== Given problem ==
Output every line below exactly.

== Data supplied ==
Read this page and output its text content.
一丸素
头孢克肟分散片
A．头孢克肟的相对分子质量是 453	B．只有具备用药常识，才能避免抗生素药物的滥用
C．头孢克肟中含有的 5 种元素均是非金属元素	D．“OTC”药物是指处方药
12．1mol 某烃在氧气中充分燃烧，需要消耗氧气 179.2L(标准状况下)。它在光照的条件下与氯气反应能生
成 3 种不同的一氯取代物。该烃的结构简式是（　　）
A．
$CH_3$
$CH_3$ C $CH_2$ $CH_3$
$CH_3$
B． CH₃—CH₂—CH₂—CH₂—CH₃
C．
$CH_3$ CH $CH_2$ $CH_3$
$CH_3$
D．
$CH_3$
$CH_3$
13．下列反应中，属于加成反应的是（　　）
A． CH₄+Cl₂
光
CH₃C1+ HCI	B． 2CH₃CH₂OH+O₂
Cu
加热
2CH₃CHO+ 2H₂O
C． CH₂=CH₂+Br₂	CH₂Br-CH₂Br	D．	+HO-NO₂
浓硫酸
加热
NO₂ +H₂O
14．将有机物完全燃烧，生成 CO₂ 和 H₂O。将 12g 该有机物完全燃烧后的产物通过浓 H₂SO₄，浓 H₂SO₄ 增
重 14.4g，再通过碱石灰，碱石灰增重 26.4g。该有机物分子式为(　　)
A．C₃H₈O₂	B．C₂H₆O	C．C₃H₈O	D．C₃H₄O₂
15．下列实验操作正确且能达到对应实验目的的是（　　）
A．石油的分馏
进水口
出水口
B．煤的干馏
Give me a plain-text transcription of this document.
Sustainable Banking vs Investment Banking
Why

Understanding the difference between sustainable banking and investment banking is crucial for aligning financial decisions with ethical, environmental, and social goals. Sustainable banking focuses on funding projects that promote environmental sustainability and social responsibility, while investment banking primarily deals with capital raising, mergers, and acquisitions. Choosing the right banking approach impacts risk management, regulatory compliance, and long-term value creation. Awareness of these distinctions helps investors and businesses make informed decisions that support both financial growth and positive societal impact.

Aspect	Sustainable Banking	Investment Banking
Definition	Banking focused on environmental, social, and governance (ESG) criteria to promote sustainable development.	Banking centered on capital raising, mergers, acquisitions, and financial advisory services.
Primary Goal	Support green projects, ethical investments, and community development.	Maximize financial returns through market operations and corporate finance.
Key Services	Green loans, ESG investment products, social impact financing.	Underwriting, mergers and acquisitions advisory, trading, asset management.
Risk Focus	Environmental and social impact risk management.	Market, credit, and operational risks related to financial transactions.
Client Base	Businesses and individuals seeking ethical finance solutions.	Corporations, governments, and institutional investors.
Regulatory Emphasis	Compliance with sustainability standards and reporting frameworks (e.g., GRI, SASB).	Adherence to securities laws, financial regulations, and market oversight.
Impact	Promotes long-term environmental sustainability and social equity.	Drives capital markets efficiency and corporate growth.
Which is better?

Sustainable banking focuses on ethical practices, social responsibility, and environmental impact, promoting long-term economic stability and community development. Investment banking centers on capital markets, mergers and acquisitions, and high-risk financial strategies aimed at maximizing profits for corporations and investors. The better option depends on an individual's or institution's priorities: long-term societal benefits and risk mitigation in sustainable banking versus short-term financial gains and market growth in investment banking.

== Output of the task ==
Read this page and output its text content.
一丸素
头孢克肟分散片
A．头孢克肟的相对分子质量是 453	B．只有具备用药常识，才能避免抗生素药物的滥用
C．头孢克肟中含有的 5 种元素均是非金属元素	D．“OTC”药物是指处方药
12．1mol 某烃在氧气中充分燃烧，需要消耗氧气 179.2L(标准状况下)。它在光照的条件下与氯气反应能生
成 3 种不同的一氯取代物。该烃的结构简式是（　　）
A．
$CH_3$
$CH_3$ C $CH_2$ $CH_3$
$CH_3$
B． CH₃—CH₂—CH₂—CH₂—CH₃
C．
$CH_3$ CH $CH_2$ $CH_3$
$CH_3$
D．
$CH_3$
$CH_3$
13．下列反应中，属于加成反应的是（　　）
A． CH₄+Cl₂
光
CH₃C1+ HCI	B． 2CH₃CH₂OH+O₂
Cu
加热
2CH₃CHO+ 2H₂O
C． CH₂=CH₂+Br₂	CH₂Br-CH₂Br	D．	+HO-NO₂
浓硫酸
加热
NO₂ +H₂O
14．将有机物完全燃烧，生成 CO₂ 和 H₂O。将 12g 该有机物完全燃烧后的产物通过浓 H₂SO₄，浓 H₂SO₄ 增
重 14.4g，再通过碱石灰，碱石灰增重 26.4g。该有机物分子式为(　　)
A．C₃H₈O₂	B．C₂H₆O	C．C₃H₈O	D．C₃H₄O₂
15．下列实验操作正确且能达到对应实验目的的是（　　）
A．石油的分馏
进水口
出水口
B．煤的干馏
Give me a plain-text transcription of this document.
Sustainable Banking vs Investment Banking
Why

Understanding the difference between sustainable banking and investment banking is crucial for aligning financial decisions with ethical, environmental, and social goals. Sustainable banking focuses on funding projects that promote environmental sustainability and social responsibility, while investment banking primarily deals with capital raising, mergers, and acquisitions. Choosing the right banking approach impacts risk management, regulatory compliance, and long-term value creation. Awareness of these distinctions helps investors and businesses make informed decisions that support both financial growth and positive societal impact.

Aspect	Sustainable Banking	Investment Banking
Definition	Banking focused on environmental, social, and governance (ESG) criteria to promote sustainable development.	Banking centered on capital raising, mergers, acquisitions, and financial advisory services.
Primary Goal	Support green projects, ethical investments, and community development.	Maximize financial returns through market operations and corporate finance.
Key Services	Green loans, ESG investment products, social impact financing.	Underwriting, mergers and acquisitions advisory, trading, asset management.
Risk Focus	Environmental and social impact risk management.	Market, credit, and operational risks related to financial transactions.
Client Base	Businesses and individuals seeking ethical finance solutions.	Corporations, governments, and institutional investors.
Regulatory Emphasis	Compliance with sustainability standards and reporting frameworks (e.g., GRI, SASB).	Adherence to securities laws, financial regulations, and market oversight.
Impact	Promotes long-term environmental sustainability and social equity.	Drives capital markets efficiency and corporate growth.
Which is better?

Sustainable banking focuses on ethical practices, social responsibility, and environmental impact, promoting long-term economic stability and community development. Investment banking centers on capital markets, mergers and acquisitions, and high-risk financial strategies aimed at maximizing profits for corporations and investors. The better option depends on an individual's or institution's priorities: long-term societal benefits and risk mitigation in sustainable banking versus short-term financial gains and market growth in investment banking.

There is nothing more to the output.